→ **TASK DESCRIPTION**
Revise the data below by replacing "bbox" with "bounding box" and leaving everything else as it is.

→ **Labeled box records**
/---

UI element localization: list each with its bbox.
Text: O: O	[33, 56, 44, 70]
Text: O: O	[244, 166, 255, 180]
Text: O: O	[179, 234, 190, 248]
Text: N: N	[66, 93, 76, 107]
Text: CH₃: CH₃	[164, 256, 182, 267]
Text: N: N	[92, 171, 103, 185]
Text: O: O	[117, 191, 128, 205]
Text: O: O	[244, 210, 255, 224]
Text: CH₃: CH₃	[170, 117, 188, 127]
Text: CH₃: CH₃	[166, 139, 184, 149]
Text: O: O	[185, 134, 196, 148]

\---

→ **THE RESPONSE**
UI element localization: list each with its bounding box.
Text: O: O	[33, 56, 44, 70]
Text: O: O	[244, 166, 255, 180]
Text: O: O	[179, 234, 190, 248]
Text: N: N	[66, 93, 76, 107]
Text: CH₃: CH₃	[164, 256, 182, 267]
Text: N: N	[92, 171, 103, 185]
Text: O: O	[117, 191, 128, 205]
Text: O: O	[244, 210, 255, 224]
Text: CH₃: CH₃	[170, 117, 188, 127]
Text: CH₃: CH₃	[166, 139, 184, 149]
Text: O: O	[185, 134, 196, 148]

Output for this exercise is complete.